### Input rows
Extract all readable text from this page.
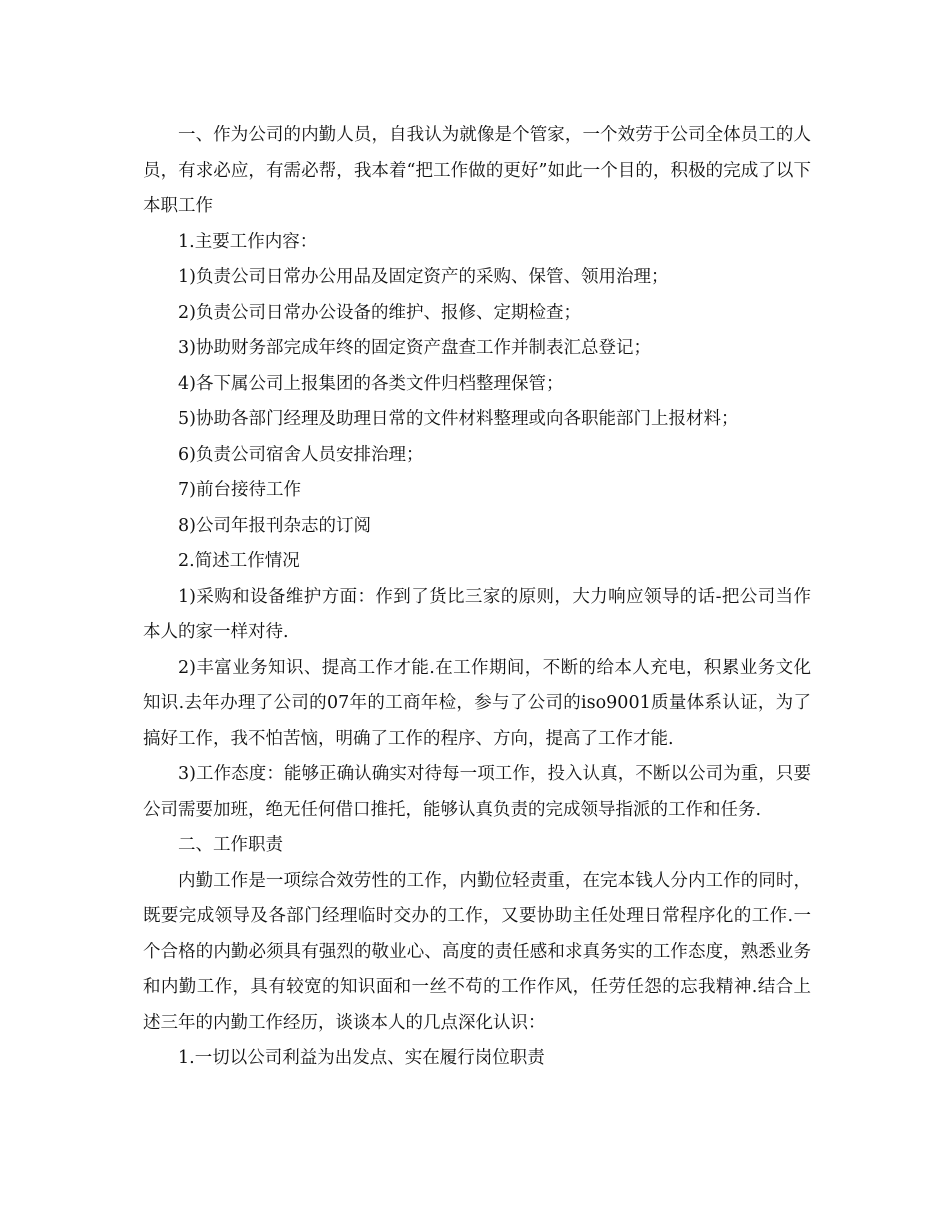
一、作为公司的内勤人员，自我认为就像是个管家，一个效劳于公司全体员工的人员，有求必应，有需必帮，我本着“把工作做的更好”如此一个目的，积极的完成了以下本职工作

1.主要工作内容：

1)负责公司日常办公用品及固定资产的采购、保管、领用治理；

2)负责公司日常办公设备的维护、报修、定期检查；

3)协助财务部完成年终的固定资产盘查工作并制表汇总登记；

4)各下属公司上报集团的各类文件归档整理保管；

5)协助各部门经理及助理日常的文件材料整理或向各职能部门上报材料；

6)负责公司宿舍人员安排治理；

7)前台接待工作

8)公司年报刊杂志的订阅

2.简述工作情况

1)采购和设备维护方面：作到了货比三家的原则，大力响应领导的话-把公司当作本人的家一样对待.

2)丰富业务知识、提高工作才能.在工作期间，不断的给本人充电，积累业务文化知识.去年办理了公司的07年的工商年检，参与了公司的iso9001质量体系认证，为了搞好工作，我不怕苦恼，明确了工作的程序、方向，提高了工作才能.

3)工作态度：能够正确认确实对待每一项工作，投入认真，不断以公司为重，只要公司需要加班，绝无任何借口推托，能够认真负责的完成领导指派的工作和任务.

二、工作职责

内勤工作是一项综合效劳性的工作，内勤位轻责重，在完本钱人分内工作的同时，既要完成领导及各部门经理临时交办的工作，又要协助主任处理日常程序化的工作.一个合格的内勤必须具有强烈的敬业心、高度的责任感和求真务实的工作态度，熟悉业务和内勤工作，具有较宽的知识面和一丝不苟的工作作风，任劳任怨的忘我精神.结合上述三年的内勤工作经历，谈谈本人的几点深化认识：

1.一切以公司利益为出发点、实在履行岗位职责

### Aim
Every record above should be written out again exactly; the pictures stay out of the copy.

### Output
Extract all readable text from this page.
一、作为公司的内勤人员，自我认为就像是个管家，一个效劳于公司全体员工的人员，有求必应，有需必帮，我本着“把工作做的更好”如此一个目的，积极的完成了以下本职工作

1.主要工作内容：

1)负责公司日常办公用品及固定资产的采购、保管、领用治理；

2)负责公司日常办公设备的维护、报修、定期检查；

3)协助财务部完成年终的固定资产盘查工作并制表汇总登记；

4)各下属公司上报集团的各类文件归档整理保管；

5)协助各部门经理及助理日常的文件材料整理或向各职能部门上报材料；

6)负责公司宿舍人员安排治理；

7)前台接待工作

8)公司年报刊杂志的订阅

2.简述工作情况

1)采购和设备维护方面：作到了货比三家的原则，大力响应领导的话-把公司当作本人的家一样对待.

2)丰富业务知识、提高工作才能.在工作期间，不断的给本人充电，积累业务文化知识.去年办理了公司的07年的工商年检，参与了公司的iso9001质量体系认证，为了搞好工作，我不怕苦恼，明确了工作的程序、方向，提高了工作才能.

3)工作态度：能够正确认确实对待每一项工作，投入认真，不断以公司为重，只要公司需要加班，绝无任何借口推托，能够认真负责的完成领导指派的工作和任务.

二、工作职责

内勤工作是一项综合效劳性的工作，内勤位轻责重，在完本钱人分内工作的同时，既要完成领导及各部门经理临时交办的工作，又要协助主任处理日常程序化的工作.一个合格的内勤必须具有强烈的敬业心、高度的责任感和求真务实的工作态度，熟悉业务和内勤工作，具有较宽的知识面和一丝不苟的工作作风，任劳任怨的忘我精神.结合上述三年的内勤工作经历，谈谈本人的几点深化认识：

1.一切以公司利益为出发点、实在履行岗位职责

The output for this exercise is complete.